## Page excerpt
On Thu, Aug 8, 2024 at 2:02 PM Suren Baghdasaryan <surenb@google.com> wrote:
>
> On Thu, Aug 8, 2024 at 8:19 PM Andrii Nakryiko
> <andrii.nakryiko@gmail.com> wrote:
> >
> > On Wed, Aug 7, 2024 at 11:23 AM Suren Baghdasaryan <surenb@google.com> wrote:
> > >
> > > Add helper functions to speculatively perform operations without
> > > read-locking mmap_lock, expecting that mmap_lock will not be
> > > write-locked and mm is not modified from under us.
> > >
> > > Signed-off-by: Suren Baghdasaryan <surenb@google.com>
> > > Suggested-by: Peter Zijlstra <peterz@infradead.org>
> > > Cc: Andrii Nakryiko <andrii.nakryiko@gmail.com>
> > > ---
> >
> > This change makes sense and makes mm's seq a bit more useful and
> > meaningful. I've also tested it locally with uprobe stress-test, and
> > it seems to work great, I haven't run into any problems with a
> > multi-hour stress test run so far. Thanks!
>
> Thanks for testing and feel free to include this patch into your set.

Will do!

>
> I've been thinking about this some more and there is a very unlikely
> corner case if between mmap_lock_speculation_start() and
> mmap_lock_speculation_end() mmap_lock is write-locked/unlocked so many
> times that mm->mm_lock_seq (int) overflows and just happen to reach
> the same value as we recorded in mmap_lock_speculation_start(). This
> would generate a false positive, which would show up as if the
> mmap_lock was never touched. Such overflows are possible for vm_lock
> as well (see: https://elixir.bootlin.com/linux/v6.10.3/source/include/linux/mm_types.h#L688)
> but they are not critical because a false result would simply lead to
> a retry under mmap_lock. However for your case this would be a
> critical issue. This is an extremely low probability scenario but
> should we still try to handle it?
>

No, I think it's fine. Similar problems could happen with refcount_t,
for instance (it has a logic to have a sticky "has overflown" state,
which I believe relies on the fact that we'll never be able to
increment refcount 2bln+ times in between some resetting logic).
Anyways, I think it's utterly unrealistic and should be considered
impossible.



> I'm CC'ing several mm folks and Jann Horn to chime in.

## To do
(a) Turn the paragraph of the mmap_lock thread that starts "I've been thinking about this some more" into a short bulleted list, keeping its main facts.
(b) Proceed with the mmap_lock thread from the point where it stops.
The entries that come next are from a different source.

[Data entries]

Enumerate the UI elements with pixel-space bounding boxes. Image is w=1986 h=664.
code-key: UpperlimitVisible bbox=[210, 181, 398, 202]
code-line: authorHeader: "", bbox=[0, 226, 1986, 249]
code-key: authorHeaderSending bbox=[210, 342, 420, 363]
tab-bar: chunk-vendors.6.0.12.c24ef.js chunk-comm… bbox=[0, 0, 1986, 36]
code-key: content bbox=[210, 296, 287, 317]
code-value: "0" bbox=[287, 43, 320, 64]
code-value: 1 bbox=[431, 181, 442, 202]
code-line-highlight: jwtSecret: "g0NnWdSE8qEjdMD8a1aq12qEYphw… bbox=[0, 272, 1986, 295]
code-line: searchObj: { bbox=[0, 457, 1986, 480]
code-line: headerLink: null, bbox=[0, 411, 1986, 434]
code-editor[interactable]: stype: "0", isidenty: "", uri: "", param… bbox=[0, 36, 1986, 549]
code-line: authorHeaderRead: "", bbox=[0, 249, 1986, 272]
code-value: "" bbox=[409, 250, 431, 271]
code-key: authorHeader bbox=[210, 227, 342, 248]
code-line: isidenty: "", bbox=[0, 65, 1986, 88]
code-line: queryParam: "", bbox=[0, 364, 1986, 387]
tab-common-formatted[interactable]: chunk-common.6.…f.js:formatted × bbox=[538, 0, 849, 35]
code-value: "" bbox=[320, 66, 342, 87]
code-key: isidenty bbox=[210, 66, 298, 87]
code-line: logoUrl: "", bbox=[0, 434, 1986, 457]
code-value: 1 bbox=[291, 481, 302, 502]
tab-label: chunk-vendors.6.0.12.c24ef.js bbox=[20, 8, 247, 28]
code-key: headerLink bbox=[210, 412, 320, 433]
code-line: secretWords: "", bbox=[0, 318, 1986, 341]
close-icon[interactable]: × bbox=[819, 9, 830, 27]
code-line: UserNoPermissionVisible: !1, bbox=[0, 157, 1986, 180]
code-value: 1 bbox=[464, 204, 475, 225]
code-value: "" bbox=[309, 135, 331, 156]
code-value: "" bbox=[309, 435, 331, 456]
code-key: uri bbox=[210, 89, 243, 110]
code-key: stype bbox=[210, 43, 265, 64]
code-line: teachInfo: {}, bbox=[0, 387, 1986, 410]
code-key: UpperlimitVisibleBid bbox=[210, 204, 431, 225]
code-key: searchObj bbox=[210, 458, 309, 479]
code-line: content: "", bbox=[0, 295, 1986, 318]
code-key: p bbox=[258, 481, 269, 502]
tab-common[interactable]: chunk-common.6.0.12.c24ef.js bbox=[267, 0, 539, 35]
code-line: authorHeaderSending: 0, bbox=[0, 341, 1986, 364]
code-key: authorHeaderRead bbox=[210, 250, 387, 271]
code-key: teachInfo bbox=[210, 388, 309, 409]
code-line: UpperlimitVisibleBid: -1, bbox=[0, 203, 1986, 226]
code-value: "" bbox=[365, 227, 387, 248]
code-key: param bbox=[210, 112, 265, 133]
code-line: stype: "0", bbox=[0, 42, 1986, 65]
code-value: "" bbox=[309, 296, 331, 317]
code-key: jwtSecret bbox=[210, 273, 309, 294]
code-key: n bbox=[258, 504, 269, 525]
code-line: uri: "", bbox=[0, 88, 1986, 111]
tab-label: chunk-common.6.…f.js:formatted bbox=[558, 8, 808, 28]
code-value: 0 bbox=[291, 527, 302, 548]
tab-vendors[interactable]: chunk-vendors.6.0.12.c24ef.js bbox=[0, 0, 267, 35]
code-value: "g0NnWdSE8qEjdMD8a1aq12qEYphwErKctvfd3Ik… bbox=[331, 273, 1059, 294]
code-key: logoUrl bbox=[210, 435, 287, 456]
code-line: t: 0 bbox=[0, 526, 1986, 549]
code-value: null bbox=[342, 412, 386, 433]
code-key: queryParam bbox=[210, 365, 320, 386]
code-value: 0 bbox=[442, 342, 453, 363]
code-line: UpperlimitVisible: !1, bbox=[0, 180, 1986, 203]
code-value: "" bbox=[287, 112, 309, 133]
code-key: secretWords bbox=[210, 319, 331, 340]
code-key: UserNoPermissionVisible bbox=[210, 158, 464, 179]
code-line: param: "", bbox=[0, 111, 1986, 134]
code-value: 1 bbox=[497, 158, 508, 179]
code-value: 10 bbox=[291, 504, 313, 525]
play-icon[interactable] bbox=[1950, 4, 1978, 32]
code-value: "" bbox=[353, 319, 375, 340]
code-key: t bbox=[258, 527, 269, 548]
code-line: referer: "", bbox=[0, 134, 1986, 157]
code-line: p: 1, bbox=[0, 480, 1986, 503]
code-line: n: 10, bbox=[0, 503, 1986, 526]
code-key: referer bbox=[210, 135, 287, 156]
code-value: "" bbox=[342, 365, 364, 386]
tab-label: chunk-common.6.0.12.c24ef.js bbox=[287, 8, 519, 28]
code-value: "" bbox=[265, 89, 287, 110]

## Responses in order
(a)
- A very unlikely corner case: between mmap_lock_speculation_start() and mmap_lock_speculation_end(), mmap_lock could be write-locked and unlocked so many times that mm->mm_lock_seq (an int) overflows and reaches the same value recorded at the start.
- That would produce a false positive, making it look as if mmap_lock was never touched.
- vm_lock can overflow the same way, but there a false result only leads to a retry under mmap_lock.
- For Andrii Nakryiko's case, the overflow would be a critical issue.
- The chance is extremely low, and the open question is whether to handle it anyway.

(b)
>
> >
> > Acked-by: Andrii Nakryiko <andrii@kernel.org>
> >
> > > Discussion [1] follow-up. If proves to be useful can be included in that
> > > patchset. Based on mm-unstable.
> > >
> > > [1] https://lore.kernel.org/all/20240730134605.GO33588@noisy.programming.kicks-ass.net/
> > >
> > >  include/linux/mm_types.h  |  3 +++
> > >  include/linux/mmap_lock.h | 53 +++++++++++++++++++++++++++++++--------
> > >  kernel/fork.c             |  3 ---
> > >  3 files changed, 46 insertions(+), 13 deletions(-)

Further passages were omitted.